GIVEN REQUEST:
Identify all lines in the listing that include the word "JSON", and copy them out.

[Stored data entries]
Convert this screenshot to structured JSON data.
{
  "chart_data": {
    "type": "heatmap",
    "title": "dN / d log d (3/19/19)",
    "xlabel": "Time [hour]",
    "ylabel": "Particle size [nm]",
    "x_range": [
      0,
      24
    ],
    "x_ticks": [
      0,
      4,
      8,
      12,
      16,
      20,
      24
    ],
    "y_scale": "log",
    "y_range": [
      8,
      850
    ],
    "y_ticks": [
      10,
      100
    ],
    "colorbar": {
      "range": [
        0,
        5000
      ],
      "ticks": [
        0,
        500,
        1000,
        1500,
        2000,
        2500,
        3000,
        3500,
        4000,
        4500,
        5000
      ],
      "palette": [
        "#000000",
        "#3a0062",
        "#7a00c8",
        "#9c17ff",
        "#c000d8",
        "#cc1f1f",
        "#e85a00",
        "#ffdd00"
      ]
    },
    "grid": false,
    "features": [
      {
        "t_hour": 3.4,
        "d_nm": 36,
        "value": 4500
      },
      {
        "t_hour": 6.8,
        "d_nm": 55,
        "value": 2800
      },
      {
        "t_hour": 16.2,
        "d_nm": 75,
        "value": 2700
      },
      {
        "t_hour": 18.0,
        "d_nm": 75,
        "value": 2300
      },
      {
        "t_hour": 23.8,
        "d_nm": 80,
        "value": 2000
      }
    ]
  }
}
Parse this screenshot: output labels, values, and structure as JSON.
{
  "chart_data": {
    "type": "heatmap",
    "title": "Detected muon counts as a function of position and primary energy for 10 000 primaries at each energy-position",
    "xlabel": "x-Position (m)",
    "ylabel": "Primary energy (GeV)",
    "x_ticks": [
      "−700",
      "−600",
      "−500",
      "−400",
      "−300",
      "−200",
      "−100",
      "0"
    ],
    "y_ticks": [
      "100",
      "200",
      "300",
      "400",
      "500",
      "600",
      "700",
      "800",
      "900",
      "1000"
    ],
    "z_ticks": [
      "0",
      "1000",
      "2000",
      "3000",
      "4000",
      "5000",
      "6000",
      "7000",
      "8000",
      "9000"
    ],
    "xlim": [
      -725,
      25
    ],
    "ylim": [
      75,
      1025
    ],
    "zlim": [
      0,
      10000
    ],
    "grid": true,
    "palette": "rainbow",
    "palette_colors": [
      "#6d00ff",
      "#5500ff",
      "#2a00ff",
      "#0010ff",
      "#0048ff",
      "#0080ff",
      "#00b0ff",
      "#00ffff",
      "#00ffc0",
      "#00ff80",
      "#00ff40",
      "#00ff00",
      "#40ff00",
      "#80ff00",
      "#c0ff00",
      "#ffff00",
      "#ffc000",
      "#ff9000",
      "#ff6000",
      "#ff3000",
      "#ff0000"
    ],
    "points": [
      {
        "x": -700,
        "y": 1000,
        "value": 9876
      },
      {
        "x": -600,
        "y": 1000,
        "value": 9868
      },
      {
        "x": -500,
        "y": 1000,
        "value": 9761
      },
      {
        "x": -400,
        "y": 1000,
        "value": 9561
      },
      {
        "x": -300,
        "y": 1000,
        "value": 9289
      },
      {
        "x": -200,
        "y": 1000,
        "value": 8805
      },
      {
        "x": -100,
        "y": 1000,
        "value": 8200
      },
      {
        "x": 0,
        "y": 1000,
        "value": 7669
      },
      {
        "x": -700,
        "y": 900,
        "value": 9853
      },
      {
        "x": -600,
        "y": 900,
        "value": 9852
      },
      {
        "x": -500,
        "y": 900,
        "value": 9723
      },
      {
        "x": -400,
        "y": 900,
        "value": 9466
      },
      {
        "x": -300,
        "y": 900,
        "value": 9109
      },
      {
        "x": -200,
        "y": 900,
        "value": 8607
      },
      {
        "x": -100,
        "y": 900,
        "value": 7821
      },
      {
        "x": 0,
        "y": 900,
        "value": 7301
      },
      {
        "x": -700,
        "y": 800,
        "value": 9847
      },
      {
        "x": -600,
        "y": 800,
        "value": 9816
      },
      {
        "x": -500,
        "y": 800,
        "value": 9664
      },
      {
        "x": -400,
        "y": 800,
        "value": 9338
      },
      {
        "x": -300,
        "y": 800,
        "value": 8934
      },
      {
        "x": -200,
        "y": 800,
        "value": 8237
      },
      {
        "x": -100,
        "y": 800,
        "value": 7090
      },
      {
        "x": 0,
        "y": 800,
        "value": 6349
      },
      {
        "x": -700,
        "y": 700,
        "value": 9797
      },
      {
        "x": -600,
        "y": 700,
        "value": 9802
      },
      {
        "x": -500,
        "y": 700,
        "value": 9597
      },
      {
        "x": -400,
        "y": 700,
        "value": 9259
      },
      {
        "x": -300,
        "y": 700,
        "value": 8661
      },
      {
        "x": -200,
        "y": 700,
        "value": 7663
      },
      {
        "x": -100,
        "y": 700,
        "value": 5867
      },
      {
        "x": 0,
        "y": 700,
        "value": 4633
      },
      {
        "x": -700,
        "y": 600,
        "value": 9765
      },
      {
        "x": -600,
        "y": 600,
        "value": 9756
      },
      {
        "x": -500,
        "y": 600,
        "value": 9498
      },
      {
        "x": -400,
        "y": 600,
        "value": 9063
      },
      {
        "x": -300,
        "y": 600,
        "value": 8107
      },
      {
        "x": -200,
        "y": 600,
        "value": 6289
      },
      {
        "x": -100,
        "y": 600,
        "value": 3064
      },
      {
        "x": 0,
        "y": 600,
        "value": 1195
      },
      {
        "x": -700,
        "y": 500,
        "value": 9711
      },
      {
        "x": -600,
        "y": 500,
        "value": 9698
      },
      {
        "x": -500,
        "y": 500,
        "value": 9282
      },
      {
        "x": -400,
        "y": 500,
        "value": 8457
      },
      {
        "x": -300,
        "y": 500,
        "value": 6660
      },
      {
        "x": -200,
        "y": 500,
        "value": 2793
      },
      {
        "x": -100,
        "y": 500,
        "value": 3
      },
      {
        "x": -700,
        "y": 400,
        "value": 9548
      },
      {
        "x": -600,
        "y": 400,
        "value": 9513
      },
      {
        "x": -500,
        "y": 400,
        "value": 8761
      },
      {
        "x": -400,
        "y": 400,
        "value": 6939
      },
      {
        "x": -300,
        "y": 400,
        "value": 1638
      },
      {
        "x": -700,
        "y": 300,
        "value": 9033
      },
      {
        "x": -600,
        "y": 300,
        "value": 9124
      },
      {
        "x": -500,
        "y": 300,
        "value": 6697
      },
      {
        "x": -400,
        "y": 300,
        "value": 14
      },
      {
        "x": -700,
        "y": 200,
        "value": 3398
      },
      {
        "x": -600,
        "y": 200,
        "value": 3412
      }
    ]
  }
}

TASK RESULT:
Convert this screenshot to structured JSON data.
Parse this screenshot: output labels, values, and structure as JSON.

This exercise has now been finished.